--- MATERIAL FOR THIS TASK ---

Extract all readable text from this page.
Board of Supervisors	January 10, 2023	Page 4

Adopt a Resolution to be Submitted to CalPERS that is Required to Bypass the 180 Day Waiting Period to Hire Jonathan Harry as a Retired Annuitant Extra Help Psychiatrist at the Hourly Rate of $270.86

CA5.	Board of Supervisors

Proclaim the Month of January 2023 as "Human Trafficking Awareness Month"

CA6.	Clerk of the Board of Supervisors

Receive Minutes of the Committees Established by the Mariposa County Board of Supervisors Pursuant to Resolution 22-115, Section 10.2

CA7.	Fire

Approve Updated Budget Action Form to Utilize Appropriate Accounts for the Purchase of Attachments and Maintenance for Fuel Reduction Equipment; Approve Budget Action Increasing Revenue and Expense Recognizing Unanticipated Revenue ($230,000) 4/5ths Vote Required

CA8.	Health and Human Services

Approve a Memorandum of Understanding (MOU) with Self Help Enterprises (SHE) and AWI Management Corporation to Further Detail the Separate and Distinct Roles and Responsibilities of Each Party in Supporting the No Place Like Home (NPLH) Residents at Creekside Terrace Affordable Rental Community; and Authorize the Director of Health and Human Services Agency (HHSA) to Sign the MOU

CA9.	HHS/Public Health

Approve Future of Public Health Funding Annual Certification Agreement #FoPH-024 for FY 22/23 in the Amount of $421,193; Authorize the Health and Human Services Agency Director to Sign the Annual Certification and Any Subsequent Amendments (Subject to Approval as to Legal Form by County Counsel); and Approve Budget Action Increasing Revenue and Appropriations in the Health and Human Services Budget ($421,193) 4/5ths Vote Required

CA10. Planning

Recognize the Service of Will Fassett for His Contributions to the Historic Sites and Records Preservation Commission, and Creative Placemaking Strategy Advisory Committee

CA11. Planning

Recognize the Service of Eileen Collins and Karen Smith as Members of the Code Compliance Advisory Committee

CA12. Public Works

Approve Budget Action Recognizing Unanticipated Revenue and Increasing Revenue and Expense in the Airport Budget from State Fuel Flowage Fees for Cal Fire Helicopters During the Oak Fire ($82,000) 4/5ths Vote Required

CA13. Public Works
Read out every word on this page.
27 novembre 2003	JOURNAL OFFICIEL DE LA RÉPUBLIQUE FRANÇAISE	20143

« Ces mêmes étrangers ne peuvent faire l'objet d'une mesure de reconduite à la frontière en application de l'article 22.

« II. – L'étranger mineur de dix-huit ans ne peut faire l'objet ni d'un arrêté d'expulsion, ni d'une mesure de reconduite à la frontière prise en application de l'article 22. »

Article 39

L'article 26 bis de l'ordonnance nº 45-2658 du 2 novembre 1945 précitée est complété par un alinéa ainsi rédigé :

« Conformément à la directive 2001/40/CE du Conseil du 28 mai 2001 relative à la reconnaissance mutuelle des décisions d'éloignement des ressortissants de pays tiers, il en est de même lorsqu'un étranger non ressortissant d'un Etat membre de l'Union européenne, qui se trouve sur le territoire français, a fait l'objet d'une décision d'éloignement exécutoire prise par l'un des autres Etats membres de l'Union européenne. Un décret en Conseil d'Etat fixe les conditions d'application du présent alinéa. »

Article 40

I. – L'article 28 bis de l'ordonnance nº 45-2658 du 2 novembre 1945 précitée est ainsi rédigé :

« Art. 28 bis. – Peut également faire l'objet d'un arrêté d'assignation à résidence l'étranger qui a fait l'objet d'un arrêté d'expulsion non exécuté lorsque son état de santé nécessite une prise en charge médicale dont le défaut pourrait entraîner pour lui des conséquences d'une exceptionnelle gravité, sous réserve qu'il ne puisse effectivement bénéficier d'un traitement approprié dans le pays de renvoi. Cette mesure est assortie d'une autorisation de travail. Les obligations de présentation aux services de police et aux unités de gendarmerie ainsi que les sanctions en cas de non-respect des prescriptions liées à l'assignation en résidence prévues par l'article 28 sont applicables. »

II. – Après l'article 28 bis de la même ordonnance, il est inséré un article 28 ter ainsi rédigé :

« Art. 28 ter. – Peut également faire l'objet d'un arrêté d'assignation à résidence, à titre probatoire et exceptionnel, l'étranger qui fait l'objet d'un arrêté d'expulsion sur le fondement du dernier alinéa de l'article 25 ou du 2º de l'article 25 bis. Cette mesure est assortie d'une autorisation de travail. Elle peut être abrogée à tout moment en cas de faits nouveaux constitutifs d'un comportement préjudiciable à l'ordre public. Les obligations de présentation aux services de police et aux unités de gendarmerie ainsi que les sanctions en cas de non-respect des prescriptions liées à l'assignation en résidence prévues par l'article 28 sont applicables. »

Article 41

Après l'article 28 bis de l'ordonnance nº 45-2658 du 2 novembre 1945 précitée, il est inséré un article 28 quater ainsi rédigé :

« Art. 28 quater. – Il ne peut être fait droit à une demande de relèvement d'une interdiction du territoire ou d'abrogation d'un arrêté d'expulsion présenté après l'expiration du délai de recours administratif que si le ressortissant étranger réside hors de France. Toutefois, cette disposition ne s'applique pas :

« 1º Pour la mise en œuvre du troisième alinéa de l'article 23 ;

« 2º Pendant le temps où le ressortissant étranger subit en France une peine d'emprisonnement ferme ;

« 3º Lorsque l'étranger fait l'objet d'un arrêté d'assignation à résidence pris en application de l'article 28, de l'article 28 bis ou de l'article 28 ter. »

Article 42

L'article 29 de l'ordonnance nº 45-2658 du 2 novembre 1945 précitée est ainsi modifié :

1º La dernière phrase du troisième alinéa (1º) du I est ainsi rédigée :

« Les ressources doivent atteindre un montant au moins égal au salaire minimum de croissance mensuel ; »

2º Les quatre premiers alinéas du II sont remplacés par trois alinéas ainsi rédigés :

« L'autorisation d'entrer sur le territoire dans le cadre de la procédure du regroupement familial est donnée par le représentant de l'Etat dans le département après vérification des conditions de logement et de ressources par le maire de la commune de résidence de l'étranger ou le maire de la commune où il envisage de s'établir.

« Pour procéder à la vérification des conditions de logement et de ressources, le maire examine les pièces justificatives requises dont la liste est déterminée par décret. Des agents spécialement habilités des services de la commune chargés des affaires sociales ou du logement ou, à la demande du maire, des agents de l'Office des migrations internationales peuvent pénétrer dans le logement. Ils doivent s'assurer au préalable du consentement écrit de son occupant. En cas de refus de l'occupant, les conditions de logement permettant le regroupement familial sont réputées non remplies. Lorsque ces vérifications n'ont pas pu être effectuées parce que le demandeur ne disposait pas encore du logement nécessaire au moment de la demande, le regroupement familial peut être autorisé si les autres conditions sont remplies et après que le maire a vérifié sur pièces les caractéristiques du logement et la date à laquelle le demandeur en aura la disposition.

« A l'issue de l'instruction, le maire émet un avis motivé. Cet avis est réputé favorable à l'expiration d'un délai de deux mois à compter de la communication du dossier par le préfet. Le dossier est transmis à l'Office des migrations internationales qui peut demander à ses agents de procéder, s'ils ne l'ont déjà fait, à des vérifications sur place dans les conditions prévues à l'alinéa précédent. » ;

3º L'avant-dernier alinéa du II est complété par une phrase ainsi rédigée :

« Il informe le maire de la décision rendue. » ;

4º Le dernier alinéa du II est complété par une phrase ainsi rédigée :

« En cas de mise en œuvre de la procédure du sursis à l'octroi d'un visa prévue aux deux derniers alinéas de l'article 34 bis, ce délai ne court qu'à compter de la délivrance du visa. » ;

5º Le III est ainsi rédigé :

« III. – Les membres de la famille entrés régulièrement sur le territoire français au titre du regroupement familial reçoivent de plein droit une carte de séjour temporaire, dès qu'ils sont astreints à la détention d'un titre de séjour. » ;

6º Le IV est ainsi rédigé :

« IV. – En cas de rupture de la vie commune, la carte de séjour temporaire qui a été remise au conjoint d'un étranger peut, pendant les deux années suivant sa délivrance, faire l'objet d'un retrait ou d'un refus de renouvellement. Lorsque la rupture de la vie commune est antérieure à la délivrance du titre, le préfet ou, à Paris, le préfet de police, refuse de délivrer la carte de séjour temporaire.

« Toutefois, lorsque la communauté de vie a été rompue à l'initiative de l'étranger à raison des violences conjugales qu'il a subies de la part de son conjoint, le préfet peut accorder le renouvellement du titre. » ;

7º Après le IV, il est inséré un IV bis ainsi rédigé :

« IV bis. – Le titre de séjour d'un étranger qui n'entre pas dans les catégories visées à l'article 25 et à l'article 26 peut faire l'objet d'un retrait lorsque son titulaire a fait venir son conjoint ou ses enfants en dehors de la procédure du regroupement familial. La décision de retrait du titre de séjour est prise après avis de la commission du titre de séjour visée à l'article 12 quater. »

---

> [PROBLEM TO SOLVE]: Check each line above for the string "frontière", then copy the ones that have it.

> [EXERCISE RESPONSE]:
« Ces mêmes étrangers ne peuvent faire l'objet d'une mesure de reconduite à la frontière en application de l'article 22.
« II. – L'étranger mineur de dix-huit ans ne peut faire l'objet ni d'un arrêté d'expulsion, ni d'une mesure de reconduite à la frontière prise en application de l'article 22. »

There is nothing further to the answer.